What is asked: Could you write these items out again with every "Circle shape" swapped for "Round marker" and everything else left unchanged?

Collected data

==================================================

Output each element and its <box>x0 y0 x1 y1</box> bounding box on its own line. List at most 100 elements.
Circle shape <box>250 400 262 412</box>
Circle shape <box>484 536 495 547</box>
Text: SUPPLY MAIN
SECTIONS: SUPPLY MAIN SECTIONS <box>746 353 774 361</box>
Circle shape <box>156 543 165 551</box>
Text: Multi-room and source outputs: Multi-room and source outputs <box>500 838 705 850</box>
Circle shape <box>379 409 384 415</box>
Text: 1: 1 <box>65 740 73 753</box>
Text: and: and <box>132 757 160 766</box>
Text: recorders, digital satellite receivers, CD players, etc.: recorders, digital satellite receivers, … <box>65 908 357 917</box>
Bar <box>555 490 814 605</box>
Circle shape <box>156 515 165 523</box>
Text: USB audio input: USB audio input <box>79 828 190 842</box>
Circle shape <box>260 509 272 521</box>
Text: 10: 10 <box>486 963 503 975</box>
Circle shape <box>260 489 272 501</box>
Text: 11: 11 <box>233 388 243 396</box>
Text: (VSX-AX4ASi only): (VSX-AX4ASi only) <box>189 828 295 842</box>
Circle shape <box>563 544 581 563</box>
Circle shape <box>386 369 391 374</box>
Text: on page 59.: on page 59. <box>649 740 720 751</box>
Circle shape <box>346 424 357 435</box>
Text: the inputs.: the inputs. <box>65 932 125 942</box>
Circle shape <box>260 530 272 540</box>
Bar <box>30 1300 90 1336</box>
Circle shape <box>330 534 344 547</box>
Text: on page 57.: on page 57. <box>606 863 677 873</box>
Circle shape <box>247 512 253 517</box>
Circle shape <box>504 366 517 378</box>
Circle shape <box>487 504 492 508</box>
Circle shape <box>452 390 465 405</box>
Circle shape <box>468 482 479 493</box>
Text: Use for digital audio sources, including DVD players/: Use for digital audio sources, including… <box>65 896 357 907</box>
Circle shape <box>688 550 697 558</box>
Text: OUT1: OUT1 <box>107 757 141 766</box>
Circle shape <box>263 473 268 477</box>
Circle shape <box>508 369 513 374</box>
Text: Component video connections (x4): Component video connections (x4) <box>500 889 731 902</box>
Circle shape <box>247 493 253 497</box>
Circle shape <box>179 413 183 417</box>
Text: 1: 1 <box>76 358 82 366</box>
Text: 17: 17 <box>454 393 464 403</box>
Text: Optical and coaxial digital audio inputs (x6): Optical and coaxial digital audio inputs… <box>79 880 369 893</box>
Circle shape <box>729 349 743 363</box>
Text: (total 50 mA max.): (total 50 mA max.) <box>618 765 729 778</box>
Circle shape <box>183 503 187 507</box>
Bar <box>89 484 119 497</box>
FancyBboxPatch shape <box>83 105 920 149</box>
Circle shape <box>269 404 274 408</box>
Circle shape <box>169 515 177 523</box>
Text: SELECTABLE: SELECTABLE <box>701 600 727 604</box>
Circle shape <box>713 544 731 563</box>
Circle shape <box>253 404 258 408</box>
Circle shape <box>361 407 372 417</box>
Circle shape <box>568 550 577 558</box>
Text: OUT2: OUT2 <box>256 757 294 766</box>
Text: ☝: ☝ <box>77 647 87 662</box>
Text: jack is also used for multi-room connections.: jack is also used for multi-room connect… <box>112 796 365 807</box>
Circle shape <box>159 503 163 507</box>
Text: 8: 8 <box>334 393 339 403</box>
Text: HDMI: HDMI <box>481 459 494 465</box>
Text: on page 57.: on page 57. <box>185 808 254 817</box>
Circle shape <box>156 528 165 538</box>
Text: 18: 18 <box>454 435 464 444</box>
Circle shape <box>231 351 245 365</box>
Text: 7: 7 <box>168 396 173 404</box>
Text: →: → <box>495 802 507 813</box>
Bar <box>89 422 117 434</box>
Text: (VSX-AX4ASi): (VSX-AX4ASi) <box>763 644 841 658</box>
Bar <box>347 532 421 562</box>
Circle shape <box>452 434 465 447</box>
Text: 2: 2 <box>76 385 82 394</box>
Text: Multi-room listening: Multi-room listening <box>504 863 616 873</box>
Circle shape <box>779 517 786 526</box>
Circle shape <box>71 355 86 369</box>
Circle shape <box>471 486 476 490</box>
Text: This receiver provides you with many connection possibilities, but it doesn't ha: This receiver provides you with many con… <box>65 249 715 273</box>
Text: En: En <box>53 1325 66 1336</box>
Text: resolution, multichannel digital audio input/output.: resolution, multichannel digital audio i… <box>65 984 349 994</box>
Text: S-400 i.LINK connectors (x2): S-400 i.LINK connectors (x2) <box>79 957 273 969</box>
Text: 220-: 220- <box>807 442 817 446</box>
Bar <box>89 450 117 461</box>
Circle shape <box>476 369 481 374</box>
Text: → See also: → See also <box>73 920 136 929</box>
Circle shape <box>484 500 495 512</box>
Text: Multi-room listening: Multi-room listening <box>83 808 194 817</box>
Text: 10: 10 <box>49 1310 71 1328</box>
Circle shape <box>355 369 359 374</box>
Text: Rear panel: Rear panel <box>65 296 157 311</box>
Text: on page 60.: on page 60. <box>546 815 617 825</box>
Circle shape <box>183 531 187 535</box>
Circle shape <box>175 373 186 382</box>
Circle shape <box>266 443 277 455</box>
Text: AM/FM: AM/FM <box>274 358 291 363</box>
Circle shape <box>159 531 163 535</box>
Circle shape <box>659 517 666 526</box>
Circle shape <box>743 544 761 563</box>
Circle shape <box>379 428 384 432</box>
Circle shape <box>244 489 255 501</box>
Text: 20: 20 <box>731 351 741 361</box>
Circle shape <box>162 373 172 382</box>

==================================================

Task response:
Output each element and its <box>x0 y0 x1 y1</box> bounding box on its own line. List at most 100 elements.
Round marker <box>250 400 262 412</box>
Round marker <box>484 536 495 547</box>
Text: SUPPLY MAIN
SECTIONS: SUPPLY MAIN SECTIONS <box>746 353 774 361</box>
Round marker <box>156 543 165 551</box>
Text: Multi-room and source outputs: Multi-room and source outputs <box>500 838 705 850</box>
Round marker <box>379 409 384 415</box>
Text: 1: 1 <box>65 740 73 753</box>
Text: and: and <box>132 757 160 766</box>
Text: recorders, digital satellite receivers, CD players, etc.: recorders, digital satellite receivers, … <box>65 908 357 917</box>
Bar <box>555 490 814 605</box>
Round marker <box>156 515 165 523</box>
Text: USB audio input: USB audio input <box>79 828 190 842</box>
Round marker <box>260 509 272 521</box>
Text: 10: 10 <box>486 963 503 975</box>
Round marker <box>260 489 272 501</box>
Text: 11: 11 <box>233 388 243 396</box>
Text: (VSX-AX4ASi only): (VSX-AX4ASi only) <box>189 828 295 842</box>
Round marker <box>563 544 581 563</box>
Round marker <box>386 369 391 374</box>
Text: on page 59.: on page 59. <box>649 740 720 751</box>
Round marker <box>346 424 357 435</box>
Text: the inputs.: the inputs. <box>65 932 125 942</box>
Round marker <box>260 530 272 540</box>
Bar <box>30 1300 90 1336</box>
Round marker <box>330 534 344 547</box>
Text: on page 57.: on page 57. <box>606 863 677 873</box>
Round marker <box>247 512 253 517</box>
Round marker <box>504 366 517 378</box>
Round marker <box>487 504 492 508</box>
Round marker <box>452 390 465 405</box>
Round marker <box>468 482 479 493</box>
Text: Use for digital audio sources, including DVD players/: Use for digital audio sources, including… <box>65 896 357 907</box>
Round marker <box>688 550 697 558</box>
Text: OUT1: OUT1 <box>107 757 141 766</box>
Round marker <box>263 473 268 477</box>
Round marker <box>508 369 513 374</box>
Text: Component video connections (x4): Component video connections (x4) <box>500 889 731 902</box>
Round marker <box>247 493 253 497</box>
Round marker <box>179 413 183 417</box>
Text: 1: 1 <box>76 358 82 366</box>
Text: 17: 17 <box>454 393 464 403</box>
Text: Optical and coaxial digital audio inputs (x6): Optical and coaxial digital audio inputs… <box>79 880 369 893</box>
Round marker <box>729 349 743 363</box>
Text: (total 50 mA max.): (total 50 mA max.) <box>618 765 729 778</box>
Round marker <box>183 503 187 507</box>
Bar <box>89 484 119 497</box>
FancyBboxPatch shape <box>83 105 920 149</box>
Round marker <box>269 404 274 408</box>
Round marker <box>169 515 177 523</box>
Text: SELECTABLE: SELECTABLE <box>701 600 727 604</box>
Round marker <box>713 544 731 563</box>
Round marker <box>253 404 258 408</box>
Round marker <box>361 407 372 417</box>
Round marker <box>568 550 577 558</box>
Text: OUT2: OUT2 <box>256 757 294 766</box>
Text: ☝: ☝ <box>77 647 87 662</box>
Text: jack is also used for multi-room connections.: jack is also used for multi-room connect… <box>112 796 365 807</box>
Round marker <box>159 503 163 507</box>
Text: 8: 8 <box>334 393 339 403</box>
Text: HDMI: HDMI <box>481 459 494 465</box>
Text: on page 57.: on page 57. <box>185 808 254 817</box>
Round marker <box>156 528 165 538</box>
Text: 18: 18 <box>454 435 464 444</box>
Round marker <box>231 351 245 365</box>
Text: 7: 7 <box>168 396 173 404</box>
Text: →: → <box>495 802 507 813</box>
Bar <box>89 422 117 434</box>
Text: (VSX-AX4ASi): (VSX-AX4ASi) <box>763 644 841 658</box>
Bar <box>347 532 421 562</box>
Round marker <box>452 434 465 447</box>
Text: 2: 2 <box>76 385 82 394</box>
Text: Multi-room listening: Multi-room listening <box>504 863 616 873</box>
Round marker <box>779 517 786 526</box>
Round marker <box>71 355 86 369</box>
Round marker <box>471 486 476 490</box>
Text: This receiver provides you with many connection possibilities, but it doesn't ha: This receiver provides you with many con… <box>65 249 715 273</box>
Text: En: En <box>53 1325 66 1336</box>
Text: resolution, multichannel digital audio input/output.: resolution, multichannel digital audio i… <box>65 984 349 994</box>
Text: S-400 i.LINK connectors (x2): S-400 i.LINK connectors (x2) <box>79 957 273 969</box>
Text: 220-: 220- <box>807 442 817 446</box>
Bar <box>89 450 117 461</box>
Round marker <box>476 369 481 374</box>
Text: → See also: → See also <box>73 920 136 929</box>
Round marker <box>484 500 495 512</box>
Text: Multi-room listening: Multi-room listening <box>83 808 194 817</box>
Text: 10: 10 <box>49 1310 71 1328</box>
Round marker <box>355 369 359 374</box>
Text: Rear panel: Rear panel <box>65 296 157 311</box>
Text: on page 60.: on page 60. <box>546 815 617 825</box>
Round marker <box>183 531 187 535</box>
Round marker <box>175 373 186 382</box>
Round marker <box>266 443 277 455</box>
Text: AM/FM: AM/FM <box>274 358 291 363</box>
Round marker <box>159 531 163 535</box>
Round marker <box>659 517 666 526</box>
Round marker <box>743 544 761 563</box>
Round marker <box>379 428 384 432</box>
Round marker <box>244 489 255 501</box>
Text: 20: 20 <box>731 351 741 361</box>
Round marker <box>162 373 172 382</box>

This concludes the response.